**What the task asks:**
Search the listing below for the string "JSON" and show each line that contains it.

**Entries shown:**
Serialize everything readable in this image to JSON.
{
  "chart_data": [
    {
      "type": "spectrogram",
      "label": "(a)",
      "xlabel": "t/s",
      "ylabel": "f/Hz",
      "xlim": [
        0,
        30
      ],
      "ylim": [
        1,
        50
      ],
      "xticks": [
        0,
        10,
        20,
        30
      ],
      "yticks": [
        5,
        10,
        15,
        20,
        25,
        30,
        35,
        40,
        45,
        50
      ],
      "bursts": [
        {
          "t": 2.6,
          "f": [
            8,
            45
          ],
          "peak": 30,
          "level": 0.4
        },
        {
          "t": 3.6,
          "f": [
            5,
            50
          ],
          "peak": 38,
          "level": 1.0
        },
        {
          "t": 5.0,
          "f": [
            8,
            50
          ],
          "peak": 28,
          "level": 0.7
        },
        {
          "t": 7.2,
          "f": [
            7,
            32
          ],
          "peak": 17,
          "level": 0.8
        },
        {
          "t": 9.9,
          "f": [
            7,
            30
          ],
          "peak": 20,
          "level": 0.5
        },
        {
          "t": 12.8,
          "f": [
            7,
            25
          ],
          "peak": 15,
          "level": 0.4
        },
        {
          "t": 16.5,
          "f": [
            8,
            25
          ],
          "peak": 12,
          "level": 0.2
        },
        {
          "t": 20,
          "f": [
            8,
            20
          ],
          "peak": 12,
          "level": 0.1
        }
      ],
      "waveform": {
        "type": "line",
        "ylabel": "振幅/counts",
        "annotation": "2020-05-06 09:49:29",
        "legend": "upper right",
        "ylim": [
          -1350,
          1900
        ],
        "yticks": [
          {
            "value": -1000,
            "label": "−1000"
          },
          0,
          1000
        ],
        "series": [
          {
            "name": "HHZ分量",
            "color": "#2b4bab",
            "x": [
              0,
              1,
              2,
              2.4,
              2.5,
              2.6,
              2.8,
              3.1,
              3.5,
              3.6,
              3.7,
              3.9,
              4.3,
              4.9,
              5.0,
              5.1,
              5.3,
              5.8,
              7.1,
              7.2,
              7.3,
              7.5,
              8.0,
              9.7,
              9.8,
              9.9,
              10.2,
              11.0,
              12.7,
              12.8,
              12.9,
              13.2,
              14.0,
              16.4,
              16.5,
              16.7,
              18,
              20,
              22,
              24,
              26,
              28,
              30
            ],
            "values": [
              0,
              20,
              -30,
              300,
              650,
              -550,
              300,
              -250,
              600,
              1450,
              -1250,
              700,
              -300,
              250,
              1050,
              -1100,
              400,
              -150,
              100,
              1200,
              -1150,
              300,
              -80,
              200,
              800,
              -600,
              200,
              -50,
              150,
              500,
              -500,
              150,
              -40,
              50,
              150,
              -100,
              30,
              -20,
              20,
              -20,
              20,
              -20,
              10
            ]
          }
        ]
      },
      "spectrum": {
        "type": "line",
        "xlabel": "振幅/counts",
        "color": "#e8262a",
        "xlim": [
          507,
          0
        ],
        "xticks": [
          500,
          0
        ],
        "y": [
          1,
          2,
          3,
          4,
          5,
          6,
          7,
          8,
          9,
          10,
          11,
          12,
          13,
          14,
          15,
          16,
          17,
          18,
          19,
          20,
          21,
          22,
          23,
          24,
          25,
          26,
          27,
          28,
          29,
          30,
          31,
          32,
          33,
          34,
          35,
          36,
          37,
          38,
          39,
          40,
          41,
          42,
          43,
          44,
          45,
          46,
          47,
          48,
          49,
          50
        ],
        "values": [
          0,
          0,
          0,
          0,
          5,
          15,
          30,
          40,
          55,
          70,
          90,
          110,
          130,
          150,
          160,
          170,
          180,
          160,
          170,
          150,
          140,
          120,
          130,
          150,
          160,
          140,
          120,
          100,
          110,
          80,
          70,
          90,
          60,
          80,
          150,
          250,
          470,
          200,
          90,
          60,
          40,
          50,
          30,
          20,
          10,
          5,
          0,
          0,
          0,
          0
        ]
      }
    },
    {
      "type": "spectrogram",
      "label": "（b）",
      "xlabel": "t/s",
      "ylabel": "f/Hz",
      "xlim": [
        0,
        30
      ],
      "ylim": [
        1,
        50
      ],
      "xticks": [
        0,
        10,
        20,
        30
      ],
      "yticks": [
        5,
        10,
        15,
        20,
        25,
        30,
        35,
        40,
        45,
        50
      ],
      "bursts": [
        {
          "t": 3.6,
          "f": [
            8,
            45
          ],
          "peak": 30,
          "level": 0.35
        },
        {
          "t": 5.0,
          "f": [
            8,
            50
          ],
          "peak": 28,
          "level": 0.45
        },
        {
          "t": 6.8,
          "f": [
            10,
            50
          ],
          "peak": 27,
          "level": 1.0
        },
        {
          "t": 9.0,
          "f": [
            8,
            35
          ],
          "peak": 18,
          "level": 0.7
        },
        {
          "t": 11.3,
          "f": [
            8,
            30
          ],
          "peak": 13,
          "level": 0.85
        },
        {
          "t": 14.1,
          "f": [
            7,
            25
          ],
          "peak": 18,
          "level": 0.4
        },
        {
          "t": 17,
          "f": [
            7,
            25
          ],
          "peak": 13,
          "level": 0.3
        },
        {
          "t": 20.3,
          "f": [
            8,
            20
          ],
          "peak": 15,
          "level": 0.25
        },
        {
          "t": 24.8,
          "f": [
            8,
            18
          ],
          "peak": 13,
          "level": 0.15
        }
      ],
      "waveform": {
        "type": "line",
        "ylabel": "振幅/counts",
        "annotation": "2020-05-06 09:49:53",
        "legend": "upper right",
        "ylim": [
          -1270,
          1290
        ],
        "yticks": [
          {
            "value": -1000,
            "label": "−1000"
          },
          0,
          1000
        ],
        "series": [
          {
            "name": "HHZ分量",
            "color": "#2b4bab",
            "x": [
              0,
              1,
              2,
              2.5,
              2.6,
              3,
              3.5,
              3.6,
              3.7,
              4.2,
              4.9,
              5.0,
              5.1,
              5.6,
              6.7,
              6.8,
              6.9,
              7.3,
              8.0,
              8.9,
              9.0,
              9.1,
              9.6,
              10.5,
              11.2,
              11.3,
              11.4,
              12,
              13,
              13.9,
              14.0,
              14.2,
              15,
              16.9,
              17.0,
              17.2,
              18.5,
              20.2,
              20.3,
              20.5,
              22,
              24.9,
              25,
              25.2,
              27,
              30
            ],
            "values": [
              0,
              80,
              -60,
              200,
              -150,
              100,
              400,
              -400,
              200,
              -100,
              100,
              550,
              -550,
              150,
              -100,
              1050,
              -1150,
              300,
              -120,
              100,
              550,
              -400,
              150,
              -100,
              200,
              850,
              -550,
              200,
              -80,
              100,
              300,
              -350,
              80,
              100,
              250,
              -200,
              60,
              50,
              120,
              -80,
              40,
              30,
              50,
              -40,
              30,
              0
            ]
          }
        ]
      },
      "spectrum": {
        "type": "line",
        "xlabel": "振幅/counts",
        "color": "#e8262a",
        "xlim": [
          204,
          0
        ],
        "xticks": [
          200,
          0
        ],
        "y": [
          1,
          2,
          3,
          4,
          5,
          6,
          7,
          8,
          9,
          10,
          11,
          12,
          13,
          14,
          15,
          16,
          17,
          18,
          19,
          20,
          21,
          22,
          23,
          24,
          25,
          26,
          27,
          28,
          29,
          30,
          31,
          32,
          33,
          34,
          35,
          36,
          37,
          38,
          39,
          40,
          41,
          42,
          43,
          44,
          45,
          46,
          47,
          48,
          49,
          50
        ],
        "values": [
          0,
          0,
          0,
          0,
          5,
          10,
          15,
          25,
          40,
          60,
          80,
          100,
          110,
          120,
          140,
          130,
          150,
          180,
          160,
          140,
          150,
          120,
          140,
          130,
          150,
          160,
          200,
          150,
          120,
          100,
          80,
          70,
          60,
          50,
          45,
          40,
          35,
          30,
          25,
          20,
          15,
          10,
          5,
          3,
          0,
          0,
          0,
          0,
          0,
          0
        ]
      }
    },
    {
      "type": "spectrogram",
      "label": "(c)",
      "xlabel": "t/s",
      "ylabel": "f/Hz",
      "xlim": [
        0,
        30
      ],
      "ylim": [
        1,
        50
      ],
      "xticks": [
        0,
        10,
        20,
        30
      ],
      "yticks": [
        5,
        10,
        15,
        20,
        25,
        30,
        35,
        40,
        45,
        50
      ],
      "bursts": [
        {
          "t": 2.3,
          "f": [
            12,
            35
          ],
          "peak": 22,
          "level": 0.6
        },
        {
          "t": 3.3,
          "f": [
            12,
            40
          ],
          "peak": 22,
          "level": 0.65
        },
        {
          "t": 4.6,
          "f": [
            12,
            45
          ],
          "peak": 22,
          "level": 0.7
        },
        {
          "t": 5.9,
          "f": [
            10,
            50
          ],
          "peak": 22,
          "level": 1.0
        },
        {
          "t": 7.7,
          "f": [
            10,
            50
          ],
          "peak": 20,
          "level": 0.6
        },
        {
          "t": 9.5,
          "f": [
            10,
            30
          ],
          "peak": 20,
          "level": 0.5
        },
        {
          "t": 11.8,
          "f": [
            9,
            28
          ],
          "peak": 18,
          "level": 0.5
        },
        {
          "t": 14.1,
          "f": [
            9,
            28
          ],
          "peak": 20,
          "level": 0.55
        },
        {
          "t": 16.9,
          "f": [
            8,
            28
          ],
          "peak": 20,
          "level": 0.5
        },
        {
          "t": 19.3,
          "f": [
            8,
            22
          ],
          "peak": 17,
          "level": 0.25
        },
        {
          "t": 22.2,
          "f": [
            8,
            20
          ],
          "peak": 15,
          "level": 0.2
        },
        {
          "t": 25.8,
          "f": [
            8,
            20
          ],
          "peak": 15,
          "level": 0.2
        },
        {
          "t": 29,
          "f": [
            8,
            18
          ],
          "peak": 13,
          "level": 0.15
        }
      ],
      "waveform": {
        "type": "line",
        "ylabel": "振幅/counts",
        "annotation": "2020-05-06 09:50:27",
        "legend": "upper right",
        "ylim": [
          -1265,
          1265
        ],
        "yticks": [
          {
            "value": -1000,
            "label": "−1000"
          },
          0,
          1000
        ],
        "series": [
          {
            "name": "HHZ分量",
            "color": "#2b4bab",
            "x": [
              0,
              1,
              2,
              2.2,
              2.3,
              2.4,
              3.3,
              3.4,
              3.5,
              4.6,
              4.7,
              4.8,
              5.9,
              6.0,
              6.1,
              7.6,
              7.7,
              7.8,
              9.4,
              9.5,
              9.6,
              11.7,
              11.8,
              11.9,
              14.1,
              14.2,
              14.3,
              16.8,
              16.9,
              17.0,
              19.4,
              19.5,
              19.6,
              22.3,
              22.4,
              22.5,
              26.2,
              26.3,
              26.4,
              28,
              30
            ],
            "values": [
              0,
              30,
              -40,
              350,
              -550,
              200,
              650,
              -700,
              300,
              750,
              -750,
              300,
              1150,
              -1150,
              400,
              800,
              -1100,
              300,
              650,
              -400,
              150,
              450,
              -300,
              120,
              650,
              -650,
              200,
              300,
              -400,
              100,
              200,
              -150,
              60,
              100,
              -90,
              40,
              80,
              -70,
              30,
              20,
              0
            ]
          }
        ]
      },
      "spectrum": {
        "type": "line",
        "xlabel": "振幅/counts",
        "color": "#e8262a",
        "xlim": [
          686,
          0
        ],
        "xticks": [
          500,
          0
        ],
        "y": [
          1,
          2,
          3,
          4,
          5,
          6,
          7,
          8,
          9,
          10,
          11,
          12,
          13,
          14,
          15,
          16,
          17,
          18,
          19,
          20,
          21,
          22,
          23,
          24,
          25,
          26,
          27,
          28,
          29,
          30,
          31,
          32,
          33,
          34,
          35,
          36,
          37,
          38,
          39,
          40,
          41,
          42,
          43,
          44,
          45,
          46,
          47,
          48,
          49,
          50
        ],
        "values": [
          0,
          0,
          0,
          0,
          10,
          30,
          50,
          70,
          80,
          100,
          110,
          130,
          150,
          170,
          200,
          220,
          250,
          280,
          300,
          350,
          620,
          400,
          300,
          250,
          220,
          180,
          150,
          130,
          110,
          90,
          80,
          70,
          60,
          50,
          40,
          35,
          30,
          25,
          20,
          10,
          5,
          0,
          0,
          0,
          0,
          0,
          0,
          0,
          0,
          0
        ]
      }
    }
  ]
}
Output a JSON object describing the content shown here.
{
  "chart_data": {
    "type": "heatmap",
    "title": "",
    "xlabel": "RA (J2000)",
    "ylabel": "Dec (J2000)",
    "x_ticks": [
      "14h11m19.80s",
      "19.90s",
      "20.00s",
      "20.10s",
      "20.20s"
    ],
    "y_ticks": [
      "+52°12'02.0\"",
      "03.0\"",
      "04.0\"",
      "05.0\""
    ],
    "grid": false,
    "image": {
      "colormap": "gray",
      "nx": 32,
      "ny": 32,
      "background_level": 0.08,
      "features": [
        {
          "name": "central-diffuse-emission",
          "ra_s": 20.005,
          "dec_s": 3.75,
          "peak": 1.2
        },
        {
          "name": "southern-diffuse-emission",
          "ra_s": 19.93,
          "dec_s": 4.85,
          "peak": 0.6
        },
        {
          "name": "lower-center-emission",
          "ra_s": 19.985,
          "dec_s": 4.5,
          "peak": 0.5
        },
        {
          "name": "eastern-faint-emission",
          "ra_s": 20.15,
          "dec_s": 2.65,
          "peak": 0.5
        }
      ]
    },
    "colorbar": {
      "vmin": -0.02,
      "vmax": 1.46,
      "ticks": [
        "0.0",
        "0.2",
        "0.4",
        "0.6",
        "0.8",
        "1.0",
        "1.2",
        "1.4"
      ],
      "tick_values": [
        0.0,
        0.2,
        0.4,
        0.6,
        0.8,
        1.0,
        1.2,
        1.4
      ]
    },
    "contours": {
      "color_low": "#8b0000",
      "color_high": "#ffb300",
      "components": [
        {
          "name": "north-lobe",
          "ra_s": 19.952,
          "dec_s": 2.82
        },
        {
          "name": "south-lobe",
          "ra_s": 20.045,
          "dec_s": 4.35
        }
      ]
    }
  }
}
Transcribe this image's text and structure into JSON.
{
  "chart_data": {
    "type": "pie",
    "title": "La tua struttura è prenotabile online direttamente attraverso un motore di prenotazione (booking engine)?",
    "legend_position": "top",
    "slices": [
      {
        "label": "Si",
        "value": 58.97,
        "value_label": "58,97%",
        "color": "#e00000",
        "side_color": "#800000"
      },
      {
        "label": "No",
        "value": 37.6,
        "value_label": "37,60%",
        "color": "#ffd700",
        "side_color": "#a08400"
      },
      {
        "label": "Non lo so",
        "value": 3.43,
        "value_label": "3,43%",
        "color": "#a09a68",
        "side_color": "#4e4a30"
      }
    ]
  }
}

**Completed task:**
Serialize everything readable in this image to JSON.
Output a JSON object describing the content shown here.
Transcribe this image's text and structure into JSON.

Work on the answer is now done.